▶ **GOAL OF THE EXERCISE**
Search the material and gather each line with "publiques" in it.

▶ **EXCERPTED RECORDS**

···

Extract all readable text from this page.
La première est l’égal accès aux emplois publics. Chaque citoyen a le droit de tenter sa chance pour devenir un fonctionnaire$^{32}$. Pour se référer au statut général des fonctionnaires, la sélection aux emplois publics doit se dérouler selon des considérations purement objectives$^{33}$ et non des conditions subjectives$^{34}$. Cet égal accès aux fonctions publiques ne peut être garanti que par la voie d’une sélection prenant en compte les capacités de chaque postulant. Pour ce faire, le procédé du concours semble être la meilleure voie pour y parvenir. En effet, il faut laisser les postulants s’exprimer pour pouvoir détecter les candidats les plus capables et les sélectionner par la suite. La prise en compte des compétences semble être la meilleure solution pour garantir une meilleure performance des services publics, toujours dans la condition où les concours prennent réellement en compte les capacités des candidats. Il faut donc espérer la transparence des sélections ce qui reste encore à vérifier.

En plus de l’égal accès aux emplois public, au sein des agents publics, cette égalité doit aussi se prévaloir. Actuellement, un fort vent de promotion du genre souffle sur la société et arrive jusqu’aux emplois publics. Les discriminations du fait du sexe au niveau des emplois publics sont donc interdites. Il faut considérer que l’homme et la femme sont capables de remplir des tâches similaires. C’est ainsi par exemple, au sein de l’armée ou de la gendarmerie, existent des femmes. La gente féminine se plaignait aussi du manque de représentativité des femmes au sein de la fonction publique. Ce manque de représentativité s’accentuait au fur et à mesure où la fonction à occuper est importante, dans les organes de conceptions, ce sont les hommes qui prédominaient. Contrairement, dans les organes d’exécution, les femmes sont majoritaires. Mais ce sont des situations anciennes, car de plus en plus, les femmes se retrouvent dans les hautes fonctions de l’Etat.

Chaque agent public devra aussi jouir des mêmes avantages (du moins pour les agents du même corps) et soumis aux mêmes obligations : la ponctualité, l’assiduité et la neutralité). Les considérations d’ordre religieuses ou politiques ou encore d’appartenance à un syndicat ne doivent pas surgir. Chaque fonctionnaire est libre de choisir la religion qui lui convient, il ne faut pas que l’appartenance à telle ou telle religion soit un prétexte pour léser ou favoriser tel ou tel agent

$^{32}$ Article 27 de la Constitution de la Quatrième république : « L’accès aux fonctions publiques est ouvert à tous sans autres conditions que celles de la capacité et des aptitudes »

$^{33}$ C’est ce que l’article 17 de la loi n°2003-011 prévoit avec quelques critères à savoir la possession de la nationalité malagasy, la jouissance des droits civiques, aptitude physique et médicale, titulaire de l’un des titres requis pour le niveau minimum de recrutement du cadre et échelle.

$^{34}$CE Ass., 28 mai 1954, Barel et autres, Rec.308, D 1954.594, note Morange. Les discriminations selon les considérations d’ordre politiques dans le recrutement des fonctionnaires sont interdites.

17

···

▶ **RESULT OF THIS TASK**
La première est l’égal accès aux emplois publics. Chaque citoyen a le droit de tenter sa chance pour devenir un fonctionnaire$^{32}$. Pour se référer au statut général des fonctionnaires, la sélection aux emplois publics doit se dérouler selon des considérations purement objectives$^{33}$ et non des conditions subjectives$^{34}$. Cet égal accès aux fonctions publiques ne peut être garanti que par la voie d’une sélection prenant en compte les capacités de chaque postulant. Pour ce faire, le procédé du concours semble être la meilleure voie pour y parvenir. En effet, il faut laisser les postulants s’exprimer pour pouvoir détecter les candidats les plus capables et les sélectionner par la suite. La prise en compte des compétences semble être la meilleure solution pour garantir une meilleure performance des services publics, toujours dans la condition où les concours prennent réellement en compte les capacités des candidats. Il faut donc espérer la transparence des sélections ce qui reste encore à vérifier.
$^{32}$ Article 27 de la Constitution de la Quatrième république : « L’accès aux fonctions publiques est ouvert à tous sans autres conditions que celles de la capacité et des aptitudes »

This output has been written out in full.